— Begin —

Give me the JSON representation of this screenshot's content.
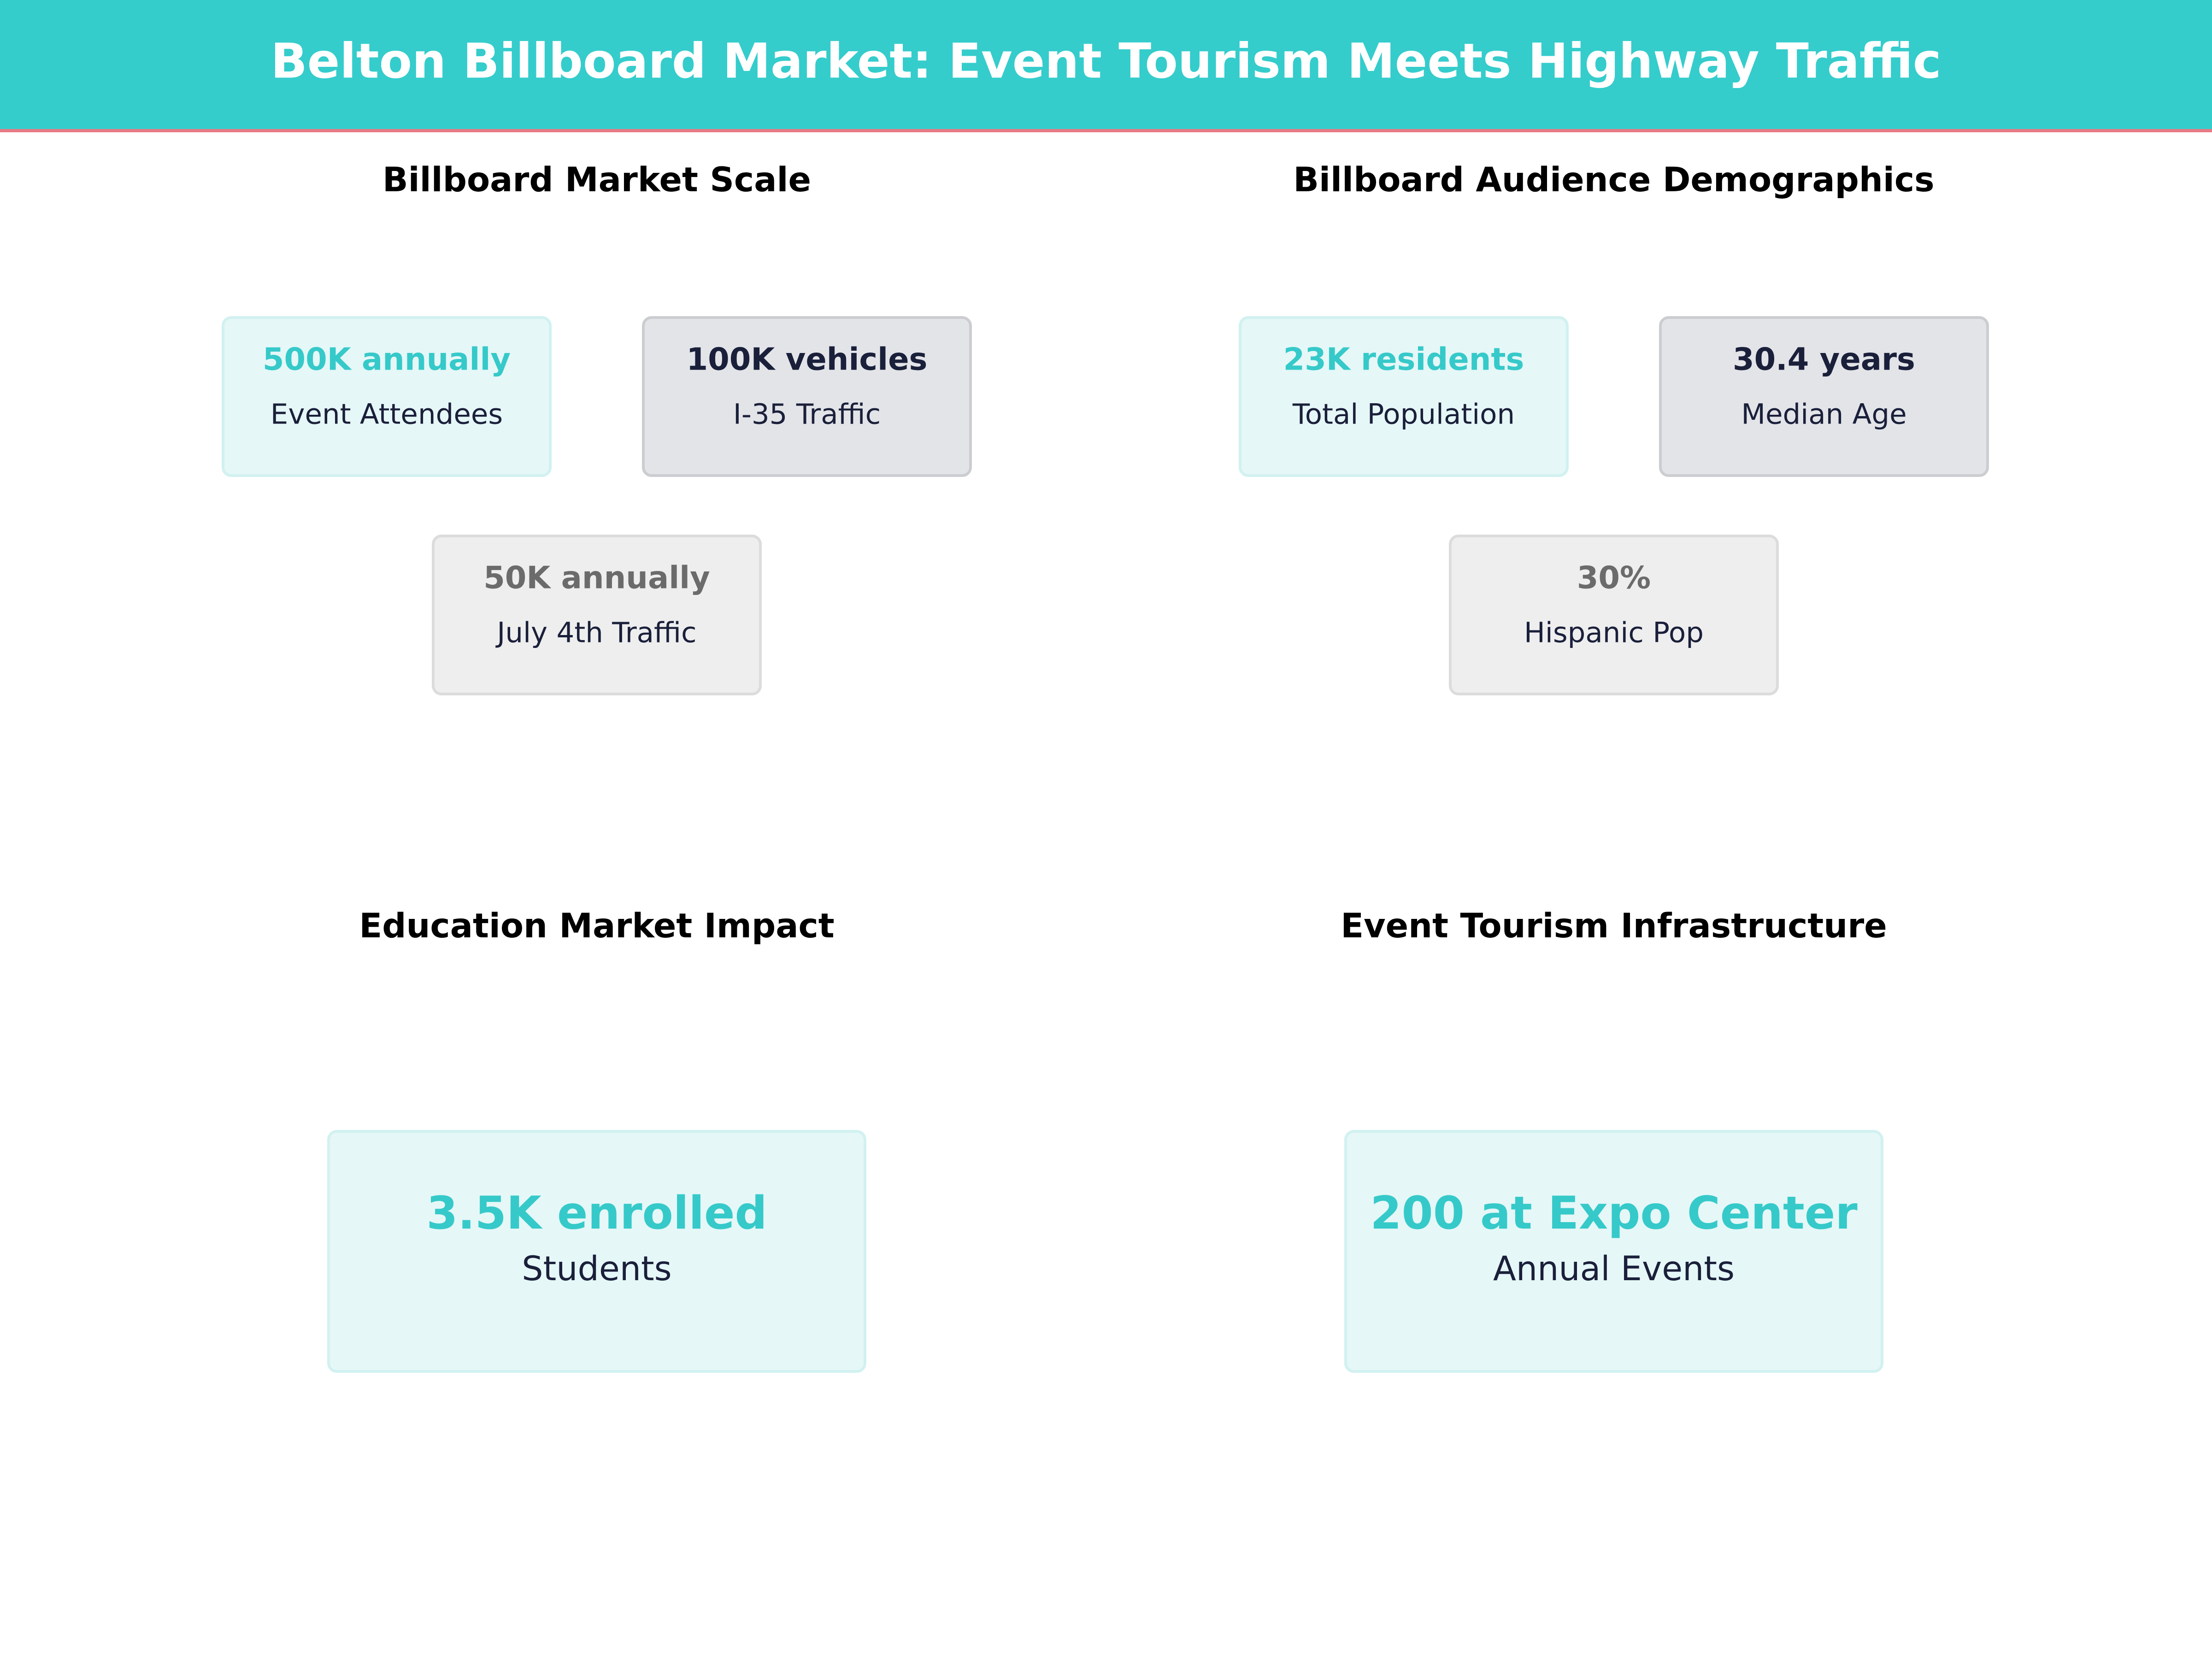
{
  "header": {
    "title": "Belton Billboard Market: Event Tourism Meets Highway Traffic"
  },
  "panels": [
    {
      "title": "Billboard Market Scale",
      "cards": [
        {
          "value": "500K annually",
          "label": "Event Attendees"
        },
        {
          "value": "100K vehicles",
          "label": "I-35 Traffic"
        },
        {
          "value": "50K annually",
          "label": "July 4th Traffic"
        }
      ]
    },
    {
      "title": "Billboard Audience Demographics",
      "cards": [
        {
          "value": "23K residents",
          "label": "Total Population"
        },
        {
          "value": "30.4 years",
          "label": "Median Age"
        },
        {
          "value": "30%",
          "label": "Hispanic Pop"
        }
      ]
    },
    {
      "title": "Education Market Impact",
      "cards": [
        {
          "value": "3.5K enrolled",
          "label": "Students"
        }
      ]
    },
    {
      "title": "Event Tourism Infrastructure",
      "cards": [
        {
          "value": "200 at Expo Center",
          "label": "Annual Events"
        }
      ]
    }
  ]
}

— End —

EXERCISE DIRECTIONS — Among the entries above, identify all lines with "Billboard" and copy them.

RESULT FOR THIS EXERCISE —
    "title": "Belton Billboard Market: Event Tourism Meets Highway Traffic"
      "title": "Billboard Market Scale",
      "title": "Billboard Audience Demographics",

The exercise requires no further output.